▸ SHORT PROBLEM: Select the lines that hold the word "литовского" and copy each one.

_ _ _ _

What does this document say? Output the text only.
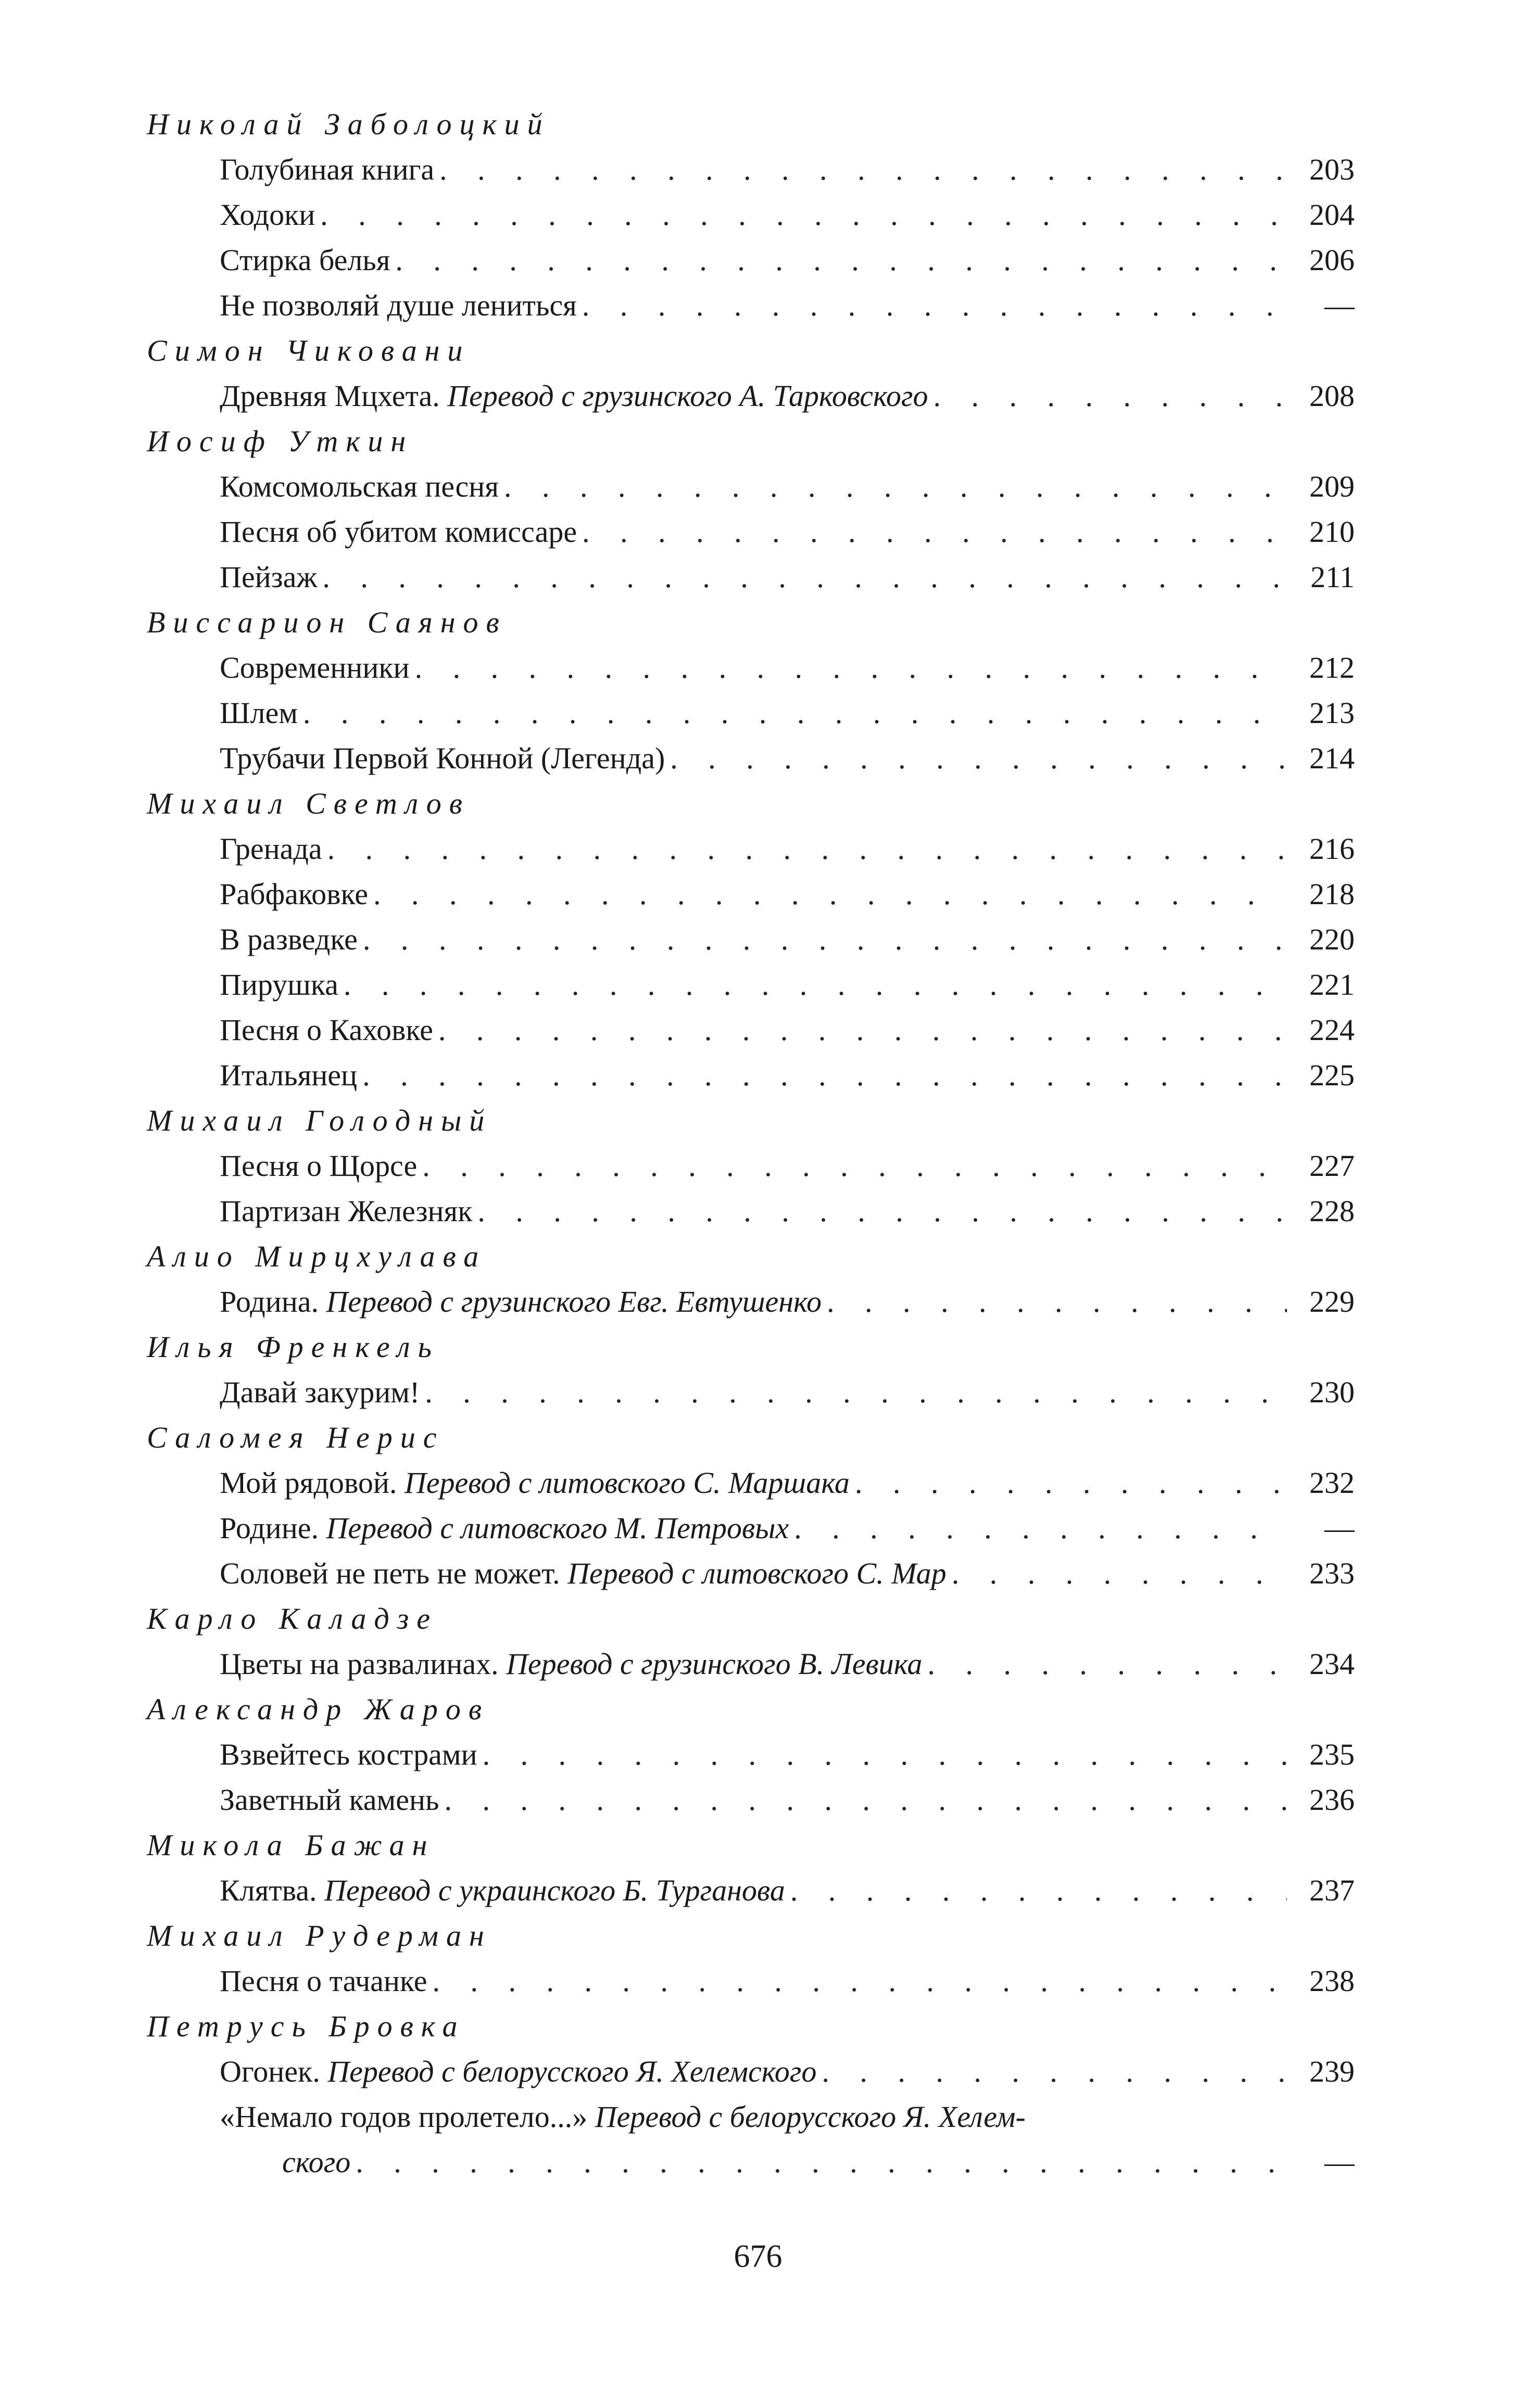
Николай Заболоцкий
Голубиная книга . . .	203
Ходоки . . .	204
Стирка белья . . .	206
Не позволяй душе лениться . . .	—
Симон Чиковани
Древняя Мцхета. Перевод с грузинского А. Тарковского . . .	208
Иосиф Уткин
Комсомольская песня . . .	209
Песня об убитом комиссаре . . .	210
Пейзаж . . .	211
Виссарион Саянов
Современники . . .	212
Шлем . . .	213
Трубачи Первой Конной (Легенда) . . .	214
Михаил Светлов
Гренада . . .	216
Рабфаковке . . .	218
В разведке . . .	220
Пирушка . . .	221
Песня о Каховке . . .	224
Итальянец . . .	225
Михаил Голодный
Песня о Щорсе . . .	227
Партизан Железняк . . .	228
Алио Мирцхулава
Родина. Перевод с грузинского Евг. Евтушенко . . .	229
Илья Френкель
Давай закурим! . . .	230
Саломея Нерис
Мой рядовой. Перевод с литовского С. Маршака . . .	232
Родине. Перевод с литовского М. Петровых . . .	—
Соловей не петь не может. Перевод с литовского С. Мар . . .	233
Карло Каладзе
Цветы на развалинах. Перевод с грузинского В. Левика . . .	234
Александр Жаров
Взвейтесь кострами . . .	235
Заветный камень . . .	236
Микола Бажан
Клятва. Перевод с украинского Б. Турганова . . .	237
Михаил Рудерман
Песня о тачанке . . .	238
Петрусь Бровка
Огонек. Перевод с белорусского Я. Хелемского . . .	239
«Немало годов пролетело...» Перевод с белорусского Я. Хелем-
ского . . .	—
676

_ _ _ _

▸ TASK SOLUTION:
Мой рядовой. Перевод с литовского С. Маршака . . .	232
Родине. Перевод с литовского М. Петровых . . .	—
Соловей не петь не может. Перевод с литовского С. Мар . . .	233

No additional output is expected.